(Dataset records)

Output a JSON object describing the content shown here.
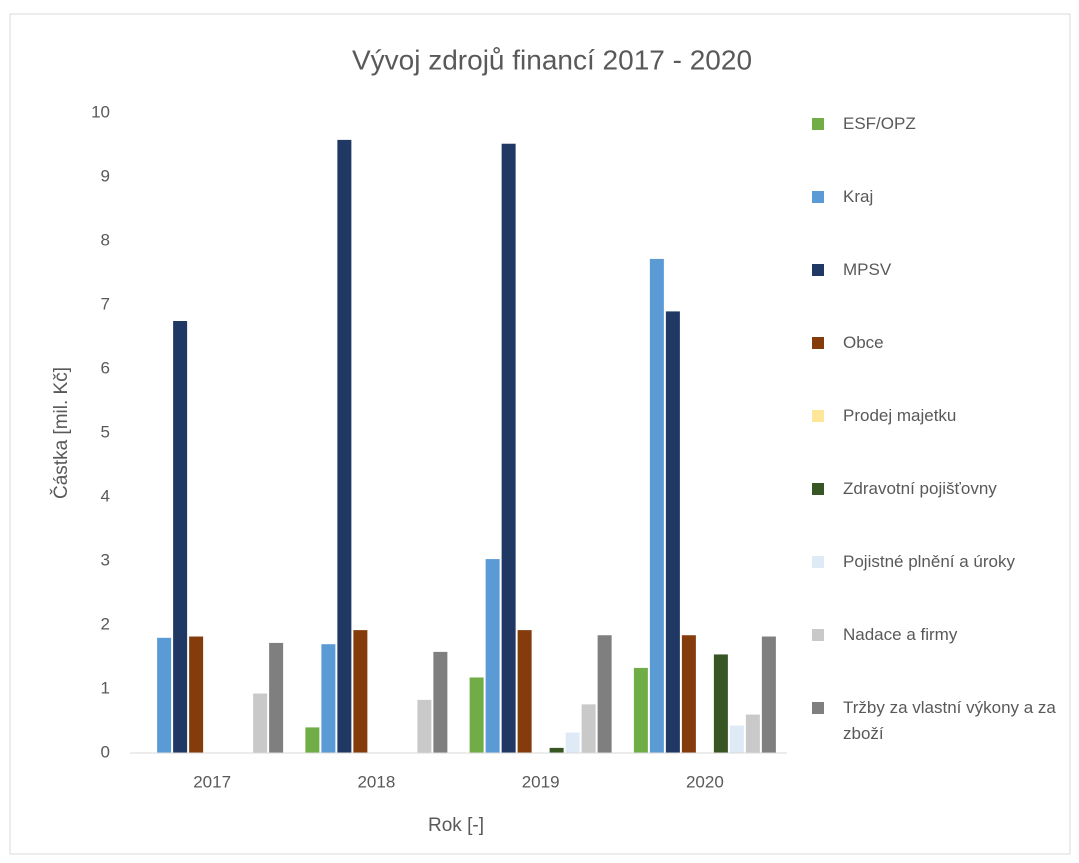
{
  "chart_data": {
    "type": "bar",
    "title": "Vývoj zdrojů financí 2017 - 2020",
    "x_label": "Rok [-]",
    "y_label": "Částka [mil. Kč]",
    "categories": [
      "2017",
      "2018",
      "2019",
      "2020"
    ],
    "ylim": [
      0,
      10
    ],
    "yticks": [
      0,
      1,
      2,
      3,
      4,
      5,
      6,
      7,
      8,
      9,
      10
    ],
    "grid": false,
    "legend": "right",
    "series": [
      {
        "name": "ESF/OPZ",
        "color": "#70ad47",
        "values": [
          0,
          0.4,
          1.18,
          1.33
        ]
      },
      {
        "name": "Kraj",
        "color": "#5b9bd5",
        "values": [
          1.8,
          1.7,
          3.03,
          7.72
        ]
      },
      {
        "name": "MPSV",
        "color": "#203864",
        "values": [
          6.75,
          9.58,
          9.52,
          6.9
        ]
      },
      {
        "name": "Obce",
        "color": "#843c0c",
        "values": [
          1.82,
          1.92,
          1.92,
          1.84
        ]
      },
      {
        "name": "Prodej majetku",
        "color": "#ffe699",
        "values": [
          0,
          0,
          0,
          0
        ]
      },
      {
        "name": "Zdravotní pojišťovny",
        "color": "#375623",
        "values": [
          0,
          0,
          0.08,
          1.54
        ]
      },
      {
        "name": "Pojistné plnění a úroky",
        "color": "#deebf7",
        "values": [
          0,
          0,
          0.32,
          0.43
        ]
      },
      {
        "name": "Nadace a firmy",
        "color": "#c9c9c9",
        "values": [
          0.93,
          0.83,
          0.76,
          0.6
        ]
      },
      {
        "name": "Tržby za vlastní výkony a za zboží",
        "color": "#7f7f7f",
        "values": [
          1.72,
          1.58,
          1.84,
          1.82
        ]
      }
    ]
  }
}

CHALLENGE: Reproduce the entries above word for word. Pictures stay out.

RIGHT ANSWER:
Output a JSON object describing the content shown here.
{
  "chart_data": {
    "type": "bar",
    "title": "Vývoj zdrojů financí 2017 - 2020",
    "x_label": "Rok [-]",
    "y_label": "Částka [mil. Kč]",
    "categories": [
      "2017",
      "2018",
      "2019",
      "2020"
    ],
    "ylim": [
      0,
      10
    ],
    "yticks": [
      0,
      1,
      2,
      3,
      4,
      5,
      6,
      7,
      8,
      9,
      10
    ],
    "grid": false,
    "legend": "right",
    "series": [
      {
        "name": "ESF/OPZ",
        "color": "#70ad47",
        "values": [
          0,
          0.4,
          1.18,
          1.33
        ]
      },
      {
        "name": "Kraj",
        "color": "#5b9bd5",
        "values": [
          1.8,
          1.7,
          3.03,
          7.72
        ]
      },
      {
        "name": "MPSV",
        "color": "#203864",
        "values": [
          6.75,
          9.58,
          9.52,
          6.9
        ]
      },
      {
        "name": "Obce",
        "color": "#843c0c",
        "values": [
          1.82,
          1.92,
          1.92,
          1.84
        ]
      },
      {
        "name": "Prodej majetku",
        "color": "#ffe699",
        "values": [
          0,
          0,
          0,
          0
        ]
      },
      {
        "name": "Zdravotní pojišťovny",
        "color": "#375623",
        "values": [
          0,
          0,
          0.08,
          1.54
        ]
      },
      {
        "name": "Pojistné plnění a úroky",
        "color": "#deebf7",
        "values": [
          0,
          0,
          0.32,
          0.43
        ]
      },
      {
        "name": "Nadace a firmy",
        "color": "#c9c9c9",
        "values": [
          0.93,
          0.83,
          0.76,
          0.6
        ]
      },
      {
        "name": "Tržby za vlastní výkony a za zboží",
        "color": "#7f7f7f",
        "values": [
          1.72,
          1.58,
          1.84,
          1.82
        ]
      }
    ]
  }
}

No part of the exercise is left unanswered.